TEXT EXCERPT:
Fast development of AI applications in Zephyr with Linkable Loadable Extensions support in Kenning

Published:

Topics: Edge AI, Open source tools

Kenning and Kenning Zephyr Runtime enable easy, iterative development of ML models deployed on Zephyr RTOS using various AI inference libraries. When testing models on a device with Kenning, switching between models is usually a matter of running Kenning on the host with a new model to optimize and deploy. However, when any changes in the AI inference library are involved, they require recompiling the binary and flashing the board, increasing turnaround time. This includes situations like:

  • switching between inference libraries (e.g. from microTVM to IREE)
  • changing models in non-interpreter-based inference libraries (where the model is compiled into a tailored library, like microTVM)
  • introducing new operators to interpreter-based inference libraries, such as LiteRT for microcontrollers (formerly TensorFlow Lite Micro)
  • developing or optimizing selected operators in the model and testing them on the target platform.

To enable fast-turnaround model and runtime development in such cases, Kenning now takes advantage of Linkable Loadable Extensions (LLEXT), one of the recent features of Zephyr. The extensions allow for loading binaries containing implementations of functions (in a manner similar to loading a library) in the application during execution. This allows developers to load and replace model data alongside implementing operations, and to switch between various runtimes by storing them in and loading from LLEXT, while keeping the rest of the application and basic wrappers around LLEXT modules unmodified and running on the hardware.

With this article, we will go over how this development and its implementation in Kenning Zephyr Runtime enables easy model and runtime updates on hardware without reflashing, both in lab conditions and directly on production devices. We will also describe demo applications for LiteRT for microcontrollers and microTVM running in Zephyr on boards simulated in Antmicro’s Renode open source simulation framework.

Fast development of AI applications in Zephyr with Linkable Loadable Extensions

Improved build configurability

Kenning Zephyr Runtime allows developers to benchmark and evaluate models on platforms supported in Zephyr, test inference implementations and deploy tailored model implementations in production. It can use either microTVM, LiteRT for microcontrollers or IREE for inference, depending on which works best for a given use case (model, HW, etc.), on a broad selection of platforms (also simulated in Renode), as illustrated by the Renode Zephyr Dashboard.

Originally, Kenning Zephyr Runtime required developers to provide models in build configuration in the target format, like TVM generated code or TFLite Flatbuffer. This required developers to perform additional steps in other scripts or in Kenning to convert models in their original format (Keras, PyTorch, ONNX) to the supported variant.

REQUIRED TASK A: Render the listing as a Markdown table with columns Row and Line, running from its first line through the line containing "timeline-bar <box>20 270 388 284</box>". Omit blank lines.

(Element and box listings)
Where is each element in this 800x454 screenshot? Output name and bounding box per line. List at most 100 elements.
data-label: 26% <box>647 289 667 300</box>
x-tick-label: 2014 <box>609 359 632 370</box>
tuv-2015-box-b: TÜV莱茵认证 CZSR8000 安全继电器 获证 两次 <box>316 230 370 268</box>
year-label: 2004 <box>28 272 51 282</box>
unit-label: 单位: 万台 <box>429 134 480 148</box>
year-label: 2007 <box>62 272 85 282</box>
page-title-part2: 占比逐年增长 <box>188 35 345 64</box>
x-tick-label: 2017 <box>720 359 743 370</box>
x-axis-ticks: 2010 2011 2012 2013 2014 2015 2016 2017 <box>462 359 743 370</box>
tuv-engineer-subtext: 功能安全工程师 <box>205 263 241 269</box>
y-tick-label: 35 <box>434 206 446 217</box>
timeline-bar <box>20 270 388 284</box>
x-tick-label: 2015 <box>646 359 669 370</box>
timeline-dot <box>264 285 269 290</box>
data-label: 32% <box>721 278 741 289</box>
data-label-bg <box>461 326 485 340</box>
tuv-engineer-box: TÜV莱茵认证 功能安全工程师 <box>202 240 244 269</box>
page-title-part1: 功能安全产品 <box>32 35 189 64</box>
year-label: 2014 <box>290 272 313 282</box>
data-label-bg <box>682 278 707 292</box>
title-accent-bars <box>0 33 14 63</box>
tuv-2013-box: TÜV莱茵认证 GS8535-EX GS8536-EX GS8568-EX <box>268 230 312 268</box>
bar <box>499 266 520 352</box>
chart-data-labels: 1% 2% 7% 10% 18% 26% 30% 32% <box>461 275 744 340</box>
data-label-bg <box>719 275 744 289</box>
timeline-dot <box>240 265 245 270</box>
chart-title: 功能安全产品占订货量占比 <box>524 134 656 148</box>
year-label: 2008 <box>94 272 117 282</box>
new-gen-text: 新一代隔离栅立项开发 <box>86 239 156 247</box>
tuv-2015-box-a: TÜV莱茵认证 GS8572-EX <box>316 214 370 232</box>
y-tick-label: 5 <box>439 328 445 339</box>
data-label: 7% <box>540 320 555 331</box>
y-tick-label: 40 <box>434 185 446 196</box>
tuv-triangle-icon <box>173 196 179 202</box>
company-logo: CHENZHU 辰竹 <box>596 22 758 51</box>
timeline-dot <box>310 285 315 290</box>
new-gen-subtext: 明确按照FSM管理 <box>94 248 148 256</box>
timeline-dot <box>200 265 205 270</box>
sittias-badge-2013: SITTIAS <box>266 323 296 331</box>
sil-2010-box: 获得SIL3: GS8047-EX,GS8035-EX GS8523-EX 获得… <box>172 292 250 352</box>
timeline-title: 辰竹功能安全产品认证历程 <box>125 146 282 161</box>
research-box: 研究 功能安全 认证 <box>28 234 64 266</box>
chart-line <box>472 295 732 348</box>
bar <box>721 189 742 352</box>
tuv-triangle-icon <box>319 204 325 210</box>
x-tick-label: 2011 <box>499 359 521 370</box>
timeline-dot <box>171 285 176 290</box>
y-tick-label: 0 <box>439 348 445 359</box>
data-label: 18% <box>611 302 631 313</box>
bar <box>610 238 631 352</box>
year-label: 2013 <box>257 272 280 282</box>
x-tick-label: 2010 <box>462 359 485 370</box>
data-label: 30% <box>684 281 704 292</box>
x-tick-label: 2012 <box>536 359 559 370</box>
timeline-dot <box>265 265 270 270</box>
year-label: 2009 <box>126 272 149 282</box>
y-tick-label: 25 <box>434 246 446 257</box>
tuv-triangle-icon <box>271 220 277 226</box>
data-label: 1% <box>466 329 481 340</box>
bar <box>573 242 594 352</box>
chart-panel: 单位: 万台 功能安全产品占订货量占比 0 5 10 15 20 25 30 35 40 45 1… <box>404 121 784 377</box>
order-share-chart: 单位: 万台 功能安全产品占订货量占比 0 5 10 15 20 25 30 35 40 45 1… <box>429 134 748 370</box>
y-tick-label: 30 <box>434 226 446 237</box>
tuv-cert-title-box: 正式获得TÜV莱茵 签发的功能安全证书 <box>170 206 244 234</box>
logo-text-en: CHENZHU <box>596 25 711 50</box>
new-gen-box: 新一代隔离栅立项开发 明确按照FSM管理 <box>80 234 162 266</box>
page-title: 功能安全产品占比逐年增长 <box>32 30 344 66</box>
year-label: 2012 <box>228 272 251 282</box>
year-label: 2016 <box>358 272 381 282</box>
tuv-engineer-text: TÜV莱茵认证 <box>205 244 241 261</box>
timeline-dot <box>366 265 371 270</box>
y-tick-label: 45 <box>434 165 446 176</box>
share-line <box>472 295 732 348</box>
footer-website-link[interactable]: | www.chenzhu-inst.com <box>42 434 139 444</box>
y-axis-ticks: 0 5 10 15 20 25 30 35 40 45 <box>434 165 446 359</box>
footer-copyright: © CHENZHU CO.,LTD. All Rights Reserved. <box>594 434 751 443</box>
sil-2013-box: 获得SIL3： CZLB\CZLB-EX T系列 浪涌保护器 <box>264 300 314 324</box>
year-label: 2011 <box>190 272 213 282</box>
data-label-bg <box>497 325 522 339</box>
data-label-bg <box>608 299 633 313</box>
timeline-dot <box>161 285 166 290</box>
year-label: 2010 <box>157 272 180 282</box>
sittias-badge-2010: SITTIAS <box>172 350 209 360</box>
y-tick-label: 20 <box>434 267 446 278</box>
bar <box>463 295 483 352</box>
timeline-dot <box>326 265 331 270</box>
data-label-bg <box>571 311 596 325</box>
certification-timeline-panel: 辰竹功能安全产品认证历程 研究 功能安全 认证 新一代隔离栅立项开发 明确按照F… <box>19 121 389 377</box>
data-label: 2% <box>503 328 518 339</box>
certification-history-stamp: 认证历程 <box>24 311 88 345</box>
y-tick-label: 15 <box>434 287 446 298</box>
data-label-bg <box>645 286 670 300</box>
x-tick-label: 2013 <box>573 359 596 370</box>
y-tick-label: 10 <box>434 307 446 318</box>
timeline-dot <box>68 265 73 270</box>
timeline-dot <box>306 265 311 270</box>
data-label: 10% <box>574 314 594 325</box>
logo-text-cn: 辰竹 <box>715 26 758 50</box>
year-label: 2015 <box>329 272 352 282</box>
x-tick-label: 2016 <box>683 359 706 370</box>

REQUIRED TASK B: For the article on Kenning and Linkable Loadable Extensions above, state yes or no for each statement and quote the words that decide it: (i) the demo applications run on boards simulated in Renode; (ii) LiteRT for microcontrollers was formerly TensorFlow Lite Micro; (iii) Kenning Zephyr Runtime originally accepted models in their Keras, PyTorch or ONNX format in the build configuration.

CORRECT OUTPUT A:
| Row | Line |
|---|---|
| 1 | Where is each element in this 800x454 screenshot? Output name and bounding box per line. List at most 100 elements. |
| 2 | data-label: 26% <box>647 289 667 300</box> |
| 3 | x-tick-label: 2014 <box>609 359 632 370</box> |
| 4 | tuv-2015-box-b: TÜV莱茵认证 CZSR8000 安全继电器 获证 两次 <box>316 230 370 268</box> |
| 5 | year-label: 2004 <box>28 272 51 282</box> |
| 6 | unit-label: 单位: 万台 <box>429 134 480 148</box> |
| 7 | year-label: 2007 <box>62 272 85 282</box> |
| 8 | page-title-part2: 占比逐年增长 <box>188 35 345 64</box> |
| 9 | x-tick-label: 2017 <box>720 359 743 370</box> |
| 10 | x-axis-ticks: 2010 2011 2012 2013 2014 2015 2016 2017 <box>462 359 743 370</box> |
| 11 | tuv-engineer-subtext: 功能安全工程师 <box>205 263 241 269</box> |
| 12 | y-tick-label: 35 <box>434 206 446 217</box> |
| 13 | timeline-bar <box>20 270 388 284</box> |

CORRECT OUTPUT B:
(i) Yes: "running in Zephyr on boards simulated in Antmicro’s Renode open source simulation framework"
(ii) Yes: "LiteRT for microcontrollers (formerly TensorFlow Lite Micro)"
(iii) No: "Originally, Kenning Zephyr Runtime required developers to provide models in build configuration in the target format, like TVM generated code or TFLite Flatbuffer."